**What you need to do:** Each line of the material must be returned exactly.

══════════

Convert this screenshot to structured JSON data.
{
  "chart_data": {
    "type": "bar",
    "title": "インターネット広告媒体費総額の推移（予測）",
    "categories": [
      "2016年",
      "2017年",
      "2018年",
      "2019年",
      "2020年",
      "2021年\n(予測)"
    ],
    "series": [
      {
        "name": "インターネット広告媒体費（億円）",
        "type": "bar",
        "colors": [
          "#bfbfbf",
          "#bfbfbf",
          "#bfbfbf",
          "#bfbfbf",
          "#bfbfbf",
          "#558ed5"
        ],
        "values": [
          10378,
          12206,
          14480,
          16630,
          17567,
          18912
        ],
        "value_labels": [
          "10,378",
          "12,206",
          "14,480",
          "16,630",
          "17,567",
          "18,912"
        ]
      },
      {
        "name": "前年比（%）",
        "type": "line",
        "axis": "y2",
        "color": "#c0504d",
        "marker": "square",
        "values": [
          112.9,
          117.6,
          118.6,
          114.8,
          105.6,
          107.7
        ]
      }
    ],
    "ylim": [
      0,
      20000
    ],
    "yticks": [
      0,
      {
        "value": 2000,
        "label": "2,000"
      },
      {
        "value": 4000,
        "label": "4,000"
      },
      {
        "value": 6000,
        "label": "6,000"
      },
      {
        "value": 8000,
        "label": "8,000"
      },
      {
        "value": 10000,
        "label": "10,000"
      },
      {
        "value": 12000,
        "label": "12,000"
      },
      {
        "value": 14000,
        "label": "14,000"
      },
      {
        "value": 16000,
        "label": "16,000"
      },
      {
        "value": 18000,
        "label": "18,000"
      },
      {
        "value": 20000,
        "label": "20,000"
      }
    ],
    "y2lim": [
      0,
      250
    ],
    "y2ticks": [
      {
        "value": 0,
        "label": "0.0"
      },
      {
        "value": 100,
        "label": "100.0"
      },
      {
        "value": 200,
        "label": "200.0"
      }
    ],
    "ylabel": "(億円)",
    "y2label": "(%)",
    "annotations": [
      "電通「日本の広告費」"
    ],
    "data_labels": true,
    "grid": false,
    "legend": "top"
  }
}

══════════

**Correct result:**
Convert this screenshot to structured JSON data.
{
  "chart_data": {
    "type": "bar",
    "title": "インターネット広告媒体費総額の推移（予測）",
    "categories": [
      "2016年",
      "2017年",
      "2018年",
      "2019年",
      "2020年",
      "2021年\n(予測)"
    ],
    "series": [
      {
        "name": "インターネット広告媒体費（億円）",
        "type": "bar",
        "colors": [
          "#bfbfbf",
          "#bfbfbf",
          "#bfbfbf",
          "#bfbfbf",
          "#bfbfbf",
          "#558ed5"
        ],
        "values": [
          10378,
          12206,
          14480,
          16630,
          17567,
          18912
        ],
        "value_labels": [
          "10,378",
          "12,206",
          "14,480",
          "16,630",
          "17,567",
          "18,912"
        ]
      },
      {
        "name": "前年比（%）",
        "type": "line",
        "axis": "y2",
        "color": "#c0504d",
        "marker": "square",
        "values": [
          112.9,
          117.6,
          118.6,
          114.8,
          105.6,
          107.7
        ]
      }
    ],
    "ylim": [
      0,
      20000
    ],
    "yticks": [
      0,
      {
        "value": 2000,
        "label": "2,000"
      },
      {
        "value": 4000,
        "label": "4,000"
      },
      {
        "value": 6000,
        "label": "6,000"
      },
      {
        "value": 8000,
        "label": "8,000"
      },
      {
        "value": 10000,
        "label": "10,000"
      },
      {
        "value": 12000,
        "label": "12,000"
      },
      {
        "value": 14000,
        "label": "14,000"
      },
      {
        "value": 16000,
        "label": "16,000"
      },
      {
        "value": 18000,
        "label": "18,000"
      },
      {
        "value": 20000,
        "label": "20,000"
      }
    ],
    "y2lim": [
      0,
      250
    ],
    "y2ticks": [
      {
        "value": 0,
        "label": "0.0"
      },
      {
        "value": 100,
        "label": "100.0"
      },
      {
        "value": 200,
        "label": "200.0"
      }
    ],
    "ylabel": "(億円)",
    "y2label": "(%)",
    "annotations": [
      "電通「日本の広告費」"
    ],
    "data_labels": true,
    "grid": false,
    "legend": "top"
  }
}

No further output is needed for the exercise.